*MATERIAL SUPPLIED*.

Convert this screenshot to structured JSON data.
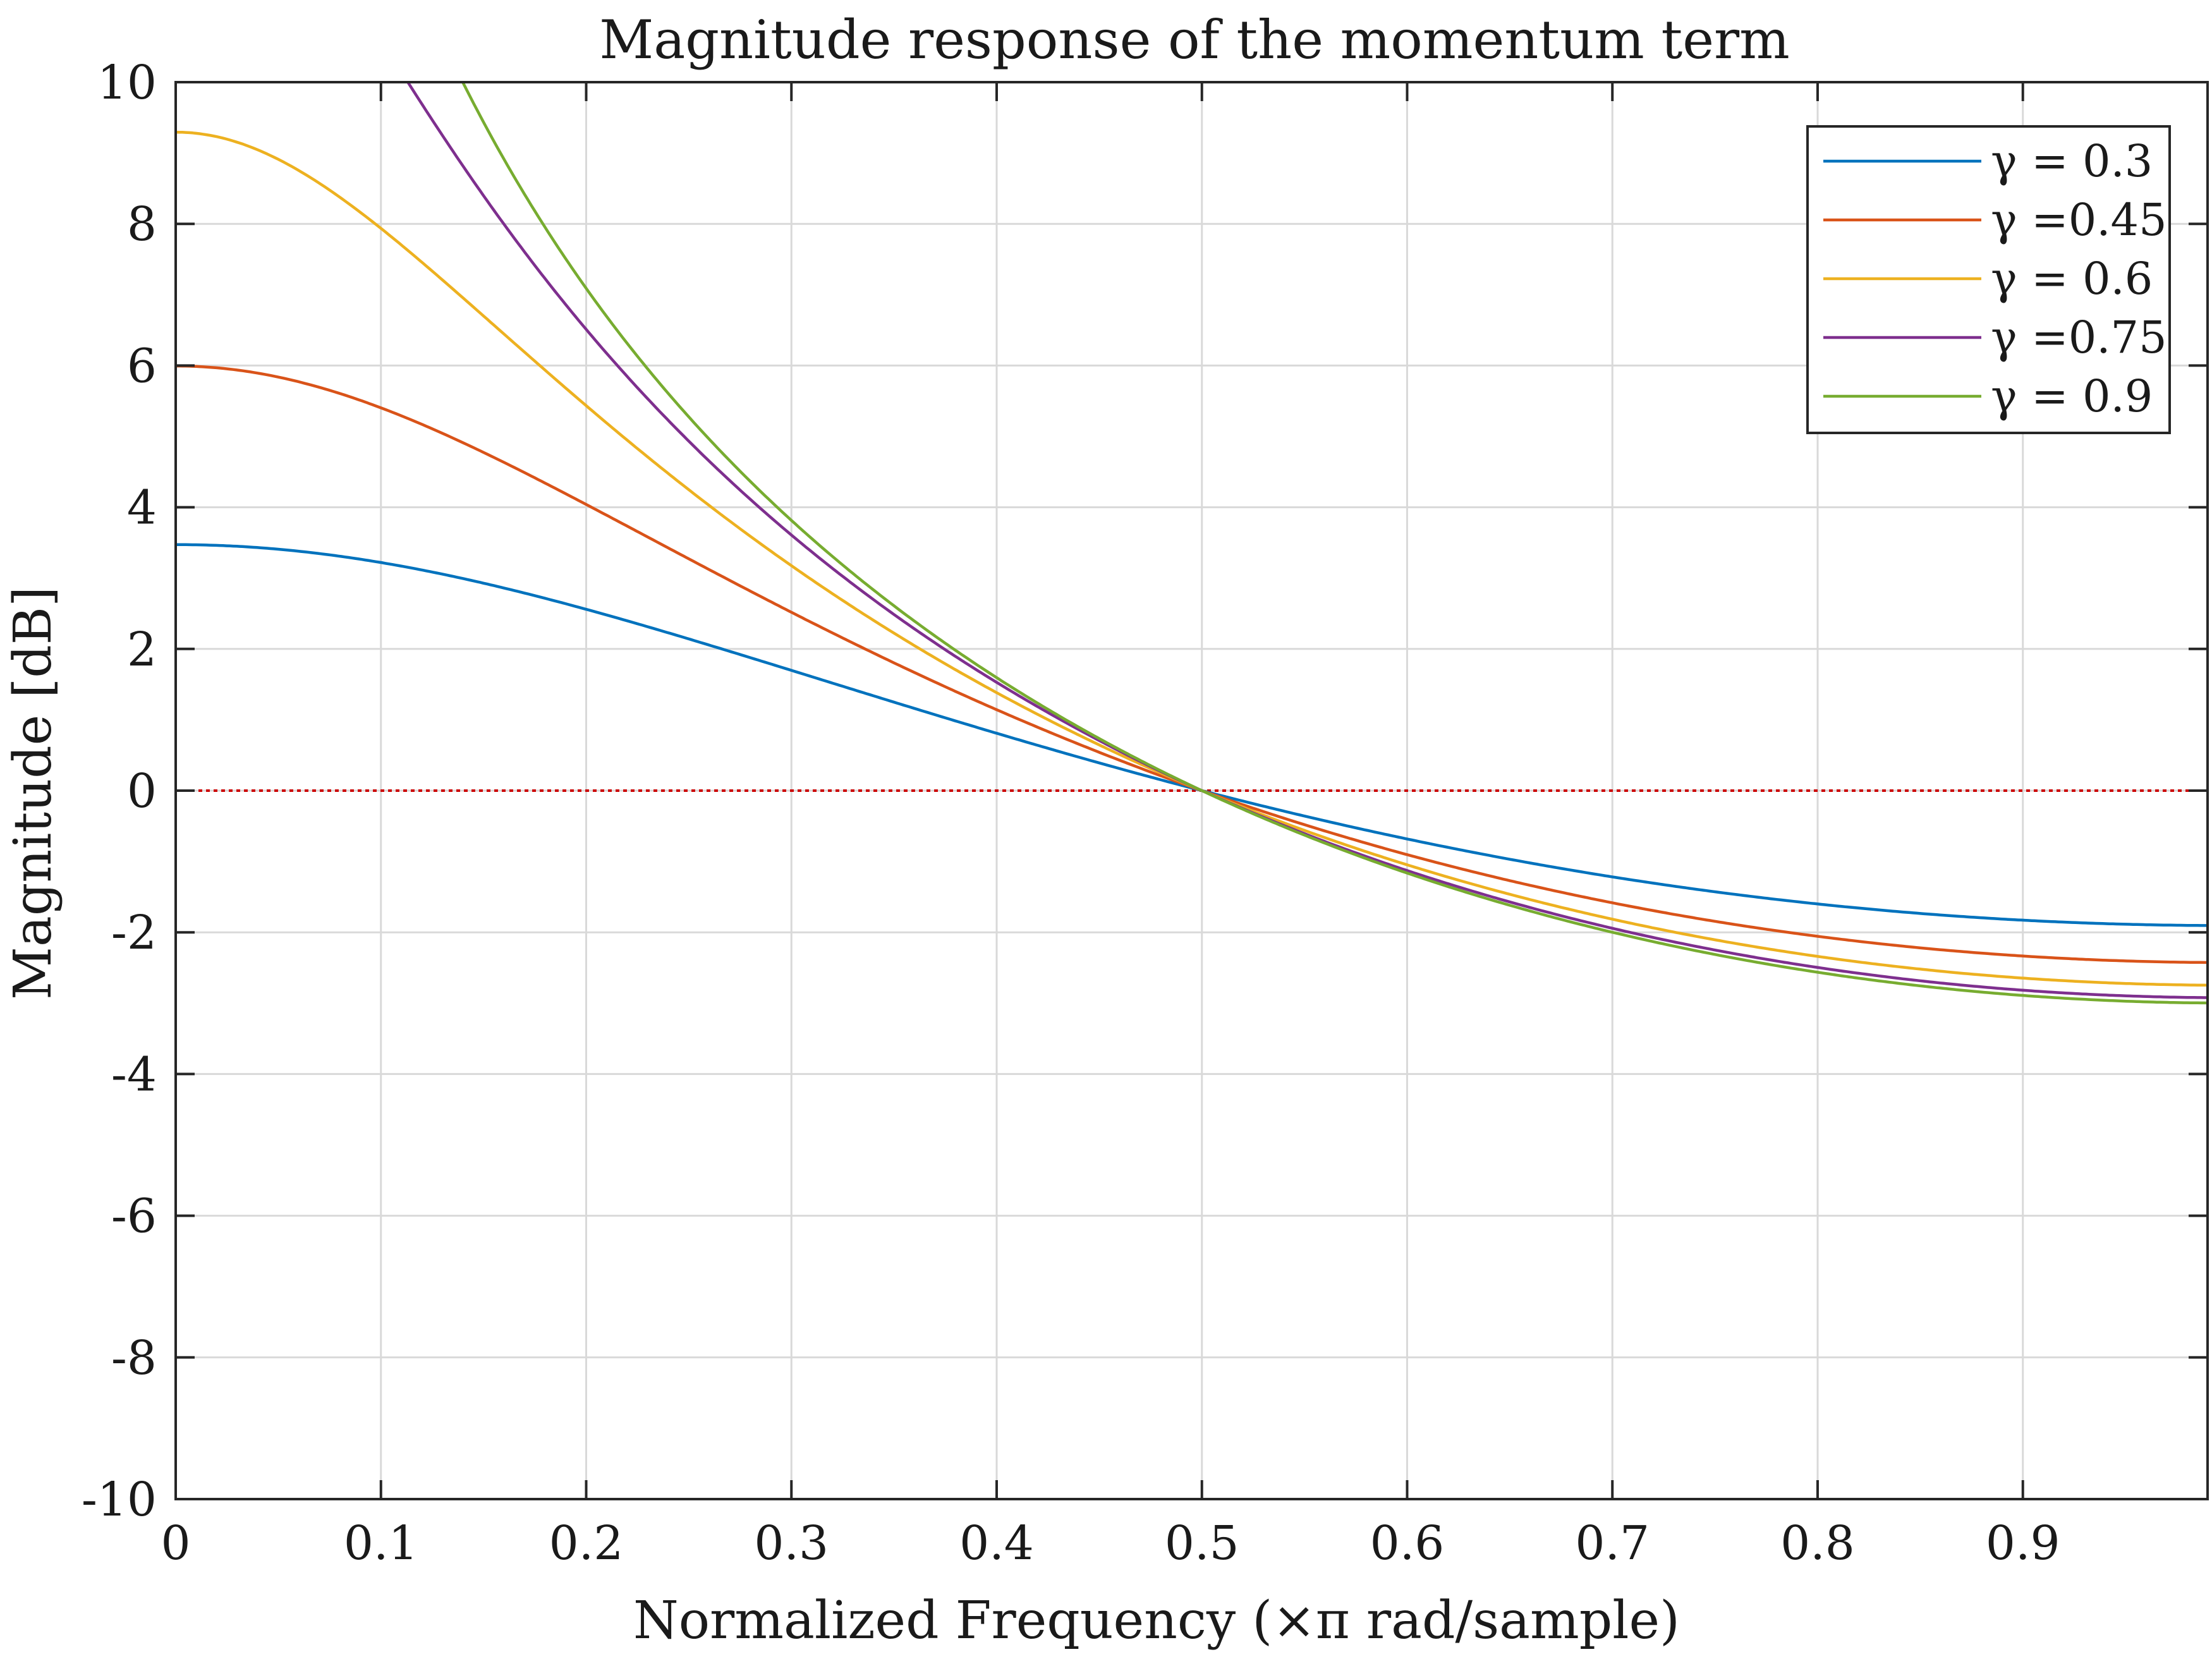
{
  "chart_data": {
    "type": "line",
    "title": "Magnitude response of the momentum term",
    "xlabel": "Normalized Frequency (×π rad/sample)",
    "ylabel": "Magnitude [dB]",
    "xlim": [
      0,
      0.99
    ],
    "ylim": [
      -10,
      10
    ],
    "xticks": [
      0,
      0.1,
      0.2,
      0.3,
      0.4,
      0.5,
      0.6,
      0.7,
      0.8,
      0.9
    ],
    "xtick_labels": [
      "0",
      "0.1",
      "0.2",
      "0.3",
      "0.4",
      "0.5",
      "0.6",
      "0.7",
      "0.8",
      "0.9"
    ],
    "yticks": [
      -10,
      -8,
      -6,
      -4,
      -2,
      0,
      2,
      4,
      6,
      8,
      10
    ],
    "ytick_labels": [
      "-10",
      "-8",
      "-6",
      "-4",
      "-2",
      "0",
      "2",
      "4",
      "6",
      "8",
      "10"
    ],
    "grid": true,
    "legend_position": "top-right",
    "reference_line": {
      "y": 0,
      "color": "#cc0000",
      "style": "dotted"
    },
    "series": [
      {
        "name": "γ = 0.3",
        "gamma": 0.3,
        "color": "#0072bd"
      },
      {
        "name": "γ =0.45",
        "gamma": 0.45,
        "color": "#d95319"
      },
      {
        "name": "γ = 0.6",
        "gamma": 0.6,
        "color": "#edb120"
      },
      {
        "name": "γ =0.75",
        "gamma": 0.75,
        "color": "#7e2f8e"
      },
      {
        "name": "γ = 0.9",
        "gamma": 0.9,
        "color": "#77ac30"
      }
    ]
  }
}
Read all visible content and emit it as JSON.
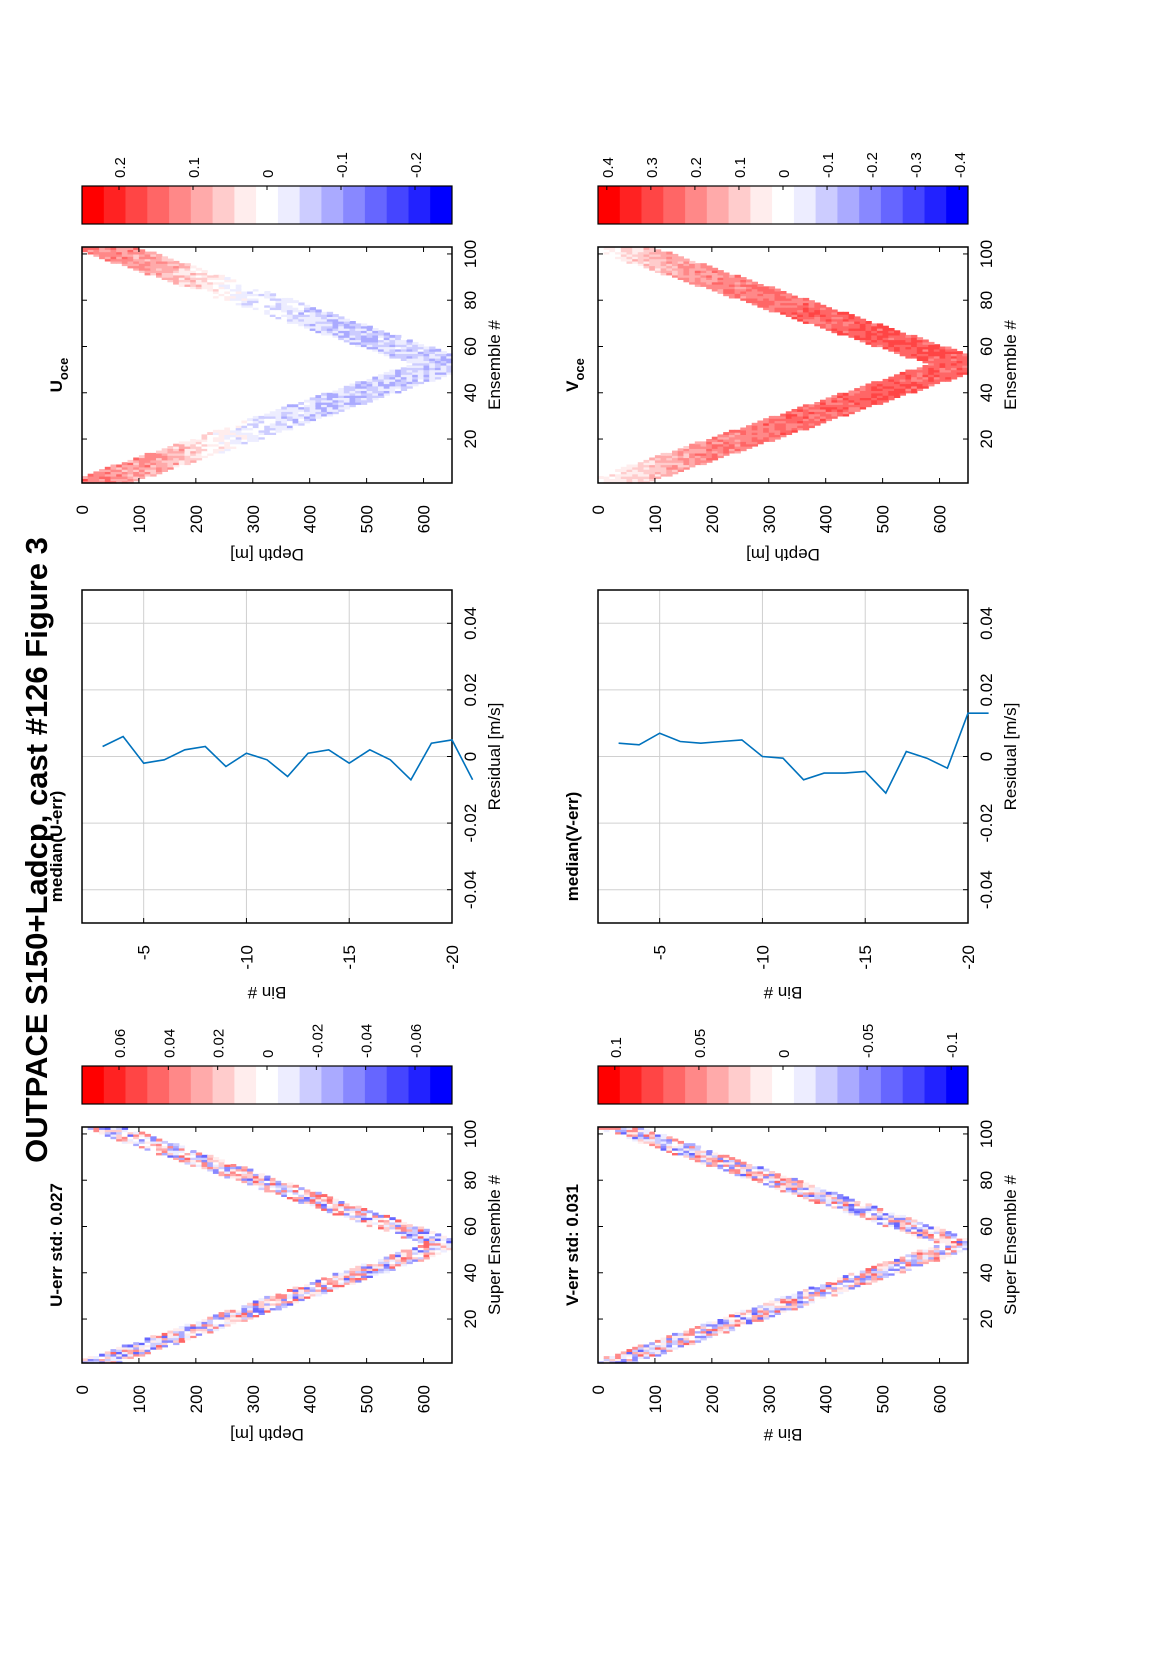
{
  "figure_title": "OUTPACE S150+Ladcp, cast #126  Figure 3",
  "chart_data": [
    {
      "id": "u_err",
      "type": "heatmap",
      "title": "U-err std: 0.027",
      "xlabel": "Super Ensemble #",
      "ylabel": "Depth [m]",
      "xlim": [
        1,
        103
      ],
      "ylim": [
        0,
        650
      ],
      "xticks": [
        20,
        40,
        60,
        80,
        100
      ],
      "yticks": [
        0,
        100,
        200,
        300,
        400,
        500,
        600
      ],
      "profile": {
        "surface_depth": 30,
        "max_depth": 640,
        "turn_x": 52,
        "band_width_m": 70
      },
      "clim": [
        -0.075,
        0.075
      ],
      "colorbar_ticks": [
        0.06,
        0.04,
        0.02,
        0,
        -0.02,
        -0.04,
        -0.06
      ],
      "colorbar_tick_labels": [
        "0.06",
        "0.04",
        "0.02",
        "0",
        "-0.02",
        "-0.04",
        "-0.06"
      ],
      "noise_amplitude": 0.045,
      "seed": 11
    },
    {
      "id": "median_u",
      "type": "line",
      "title": "median(U-err)",
      "xlabel": "Residual [m/s]",
      "ylabel": "Bin #",
      "xlim": [
        -0.05,
        0.05
      ],
      "ylim": [
        -20,
        -2
      ],
      "xticks": [
        -0.04,
        -0.02,
        0,
        0.02,
        0.04
      ],
      "xtick_labels": [
        "-0.04",
        "-0.02",
        "0",
        "0.02",
        "0.04"
      ],
      "yticks": [
        -5,
        -10,
        -15,
        -20
      ],
      "ytick_labels": [
        "-5",
        "-10",
        "-15",
        "-20"
      ],
      "grid": true,
      "series": [
        {
          "bin": [
            -3,
            -4,
            -5,
            -6,
            -7,
            -8,
            -9,
            -10,
            -11,
            -12,
            -13,
            -14,
            -15,
            -16,
            -17,
            -18,
            -19,
            -20,
            -21
          ],
          "residual": [
            0.003,
            0.006,
            -0.002,
            -0.001,
            0.002,
            0.003,
            -0.003,
            0.001,
            -0.001,
            -0.006,
            0.001,
            0.002,
            -0.002,
            0.002,
            -0.001,
            -0.007,
            0.004,
            0.005,
            -0.007
          ]
        }
      ]
    },
    {
      "id": "u_oce",
      "type": "heatmap",
      "title": "U",
      "title_subscript": "oce",
      "xlabel": "Ensemble #",
      "ylabel": "Depth [m]",
      "xlim": [
        1,
        103
      ],
      "ylim": [
        0,
        650
      ],
      "xticks": [
        20,
        40,
        60,
        80,
        100
      ],
      "yticks": [
        0,
        100,
        200,
        300,
        400,
        500,
        600
      ],
      "profile": {
        "surface_depth": 30,
        "max_depth": 640,
        "turn_x": 52,
        "band_width_m": 110
      },
      "clim": [
        -0.25,
        0.25
      ],
      "colorbar_ticks": [
        0.2,
        0.1,
        0,
        -0.1,
        -0.2
      ],
      "colorbar_tick_labels": [
        "0.2",
        "0.1",
        "0",
        "-0.1",
        "-0.2"
      ],
      "depth_mean": [
        [
          0,
          0.13
        ],
        [
          150,
          0.08
        ],
        [
          250,
          0.0
        ],
        [
          350,
          -0.04
        ],
        [
          450,
          -0.06
        ],
        [
          550,
          -0.05
        ],
        [
          640,
          -0.06
        ]
      ],
      "noise_amplitude": 0.04,
      "seed": 23
    },
    {
      "id": "v_err",
      "type": "heatmap",
      "title": "V-err std: 0.031",
      "xlabel": "Super Ensemble #",
      "ylabel": "Bin #",
      "xlim": [
        1,
        103
      ],
      "ylim": [
        0,
        650
      ],
      "xticks": [
        20,
        40,
        60,
        80,
        100
      ],
      "yticks": [
        0,
        100,
        200,
        300,
        400,
        500,
        600
      ],
      "profile": {
        "surface_depth": 30,
        "max_depth": 640,
        "turn_x": 52,
        "band_width_m": 70
      },
      "clim": [
        -0.11,
        0.11
      ],
      "colorbar_ticks": [
        0.1,
        0.05,
        0,
        -0.05,
        -0.1
      ],
      "colorbar_tick_labels": [
        "0.1",
        "0.05",
        "0",
        "-0.05",
        "-0.1"
      ],
      "noise_amplitude": 0.065,
      "seed": 37
    },
    {
      "id": "median_v",
      "type": "line",
      "title": "median(V-err)",
      "xlabel": "Residual [m/s]",
      "ylabel": "Bin #",
      "xlim": [
        -0.05,
        0.05
      ],
      "ylim": [
        -20,
        -2
      ],
      "xticks": [
        -0.04,
        -0.02,
        0,
        0.02,
        0.04
      ],
      "xtick_labels": [
        "-0.04",
        "-0.02",
        "0",
        "0.02",
        "0.04"
      ],
      "yticks": [
        -5,
        -10,
        -15,
        -20
      ],
      "ytick_labels": [
        "-5",
        "-10",
        "-15",
        "-20"
      ],
      "grid": true,
      "series": [
        {
          "bin": [
            -3,
            -4,
            -5,
            -6,
            -7,
            -8,
            -9,
            -10,
            -11,
            -12,
            -13,
            -14,
            -15,
            -16,
            -17,
            -18,
            -19,
            -20,
            -21
          ],
          "residual": [
            0.004,
            0.0035,
            0.007,
            0.0045,
            0.004,
            0.0045,
            0.005,
            0.0,
            -0.0005,
            -0.007,
            -0.005,
            -0.005,
            -0.0045,
            -0.011,
            0.0015,
            -0.0005,
            -0.0035,
            0.013,
            0.013
          ]
        }
      ]
    },
    {
      "id": "v_oce",
      "type": "heatmap",
      "title": "V",
      "title_subscript": "oce",
      "xlabel": "Ensemble #",
      "ylabel": "Depth [m]",
      "xlim": [
        1,
        103
      ],
      "ylim": [
        0,
        650
      ],
      "xticks": [
        20,
        40,
        60,
        80,
        100
      ],
      "yticks": [
        0,
        100,
        200,
        300,
        400,
        500,
        600
      ],
      "profile": {
        "surface_depth": 30,
        "max_depth": 640,
        "turn_x": 52,
        "band_width_m": 110
      },
      "clim": [
        -0.42,
        0.42
      ],
      "colorbar_ticks": [
        0.4,
        0.3,
        0.2,
        0.1,
        0,
        -0.1,
        -0.2,
        -0.3,
        -0.4
      ],
      "colorbar_tick_labels": [
        "0.4",
        "0.3",
        "0.2",
        "0.1",
        "0",
        "-0.1",
        "-0.2",
        "-0.3",
        "-0.4"
      ],
      "depth_mean": [
        [
          0,
          0.02
        ],
        [
          100,
          0.12
        ],
        [
          200,
          0.2
        ],
        [
          350,
          0.24
        ],
        [
          500,
          0.26
        ],
        [
          640,
          0.25
        ]
      ],
      "noise_amplitude": 0.05,
      "seed": 51
    }
  ],
  "colors": {
    "line": "#0072bd",
    "grid": "#d0d0d0",
    "colormap": [
      "#ff0000",
      "#ff2222",
      "#ff4545",
      "#ff6666",
      "#ff8888",
      "#ffaaaa",
      "#ffcccc",
      "#ffeded",
      "#ffffff",
      "#ededff",
      "#ccccff",
      "#aaaaff",
      "#8888ff",
      "#6666ff",
      "#4545ff",
      "#2222ff",
      "#0000ff"
    ]
  }
}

*EXERCISE DETAILS*. Using the material above, report each line where "Magnitude" occurs.

*RIGHT ANSWER*.
    "title": "Magnitude response of the momentum term",
    "ylabel": "Magnitude [dB]",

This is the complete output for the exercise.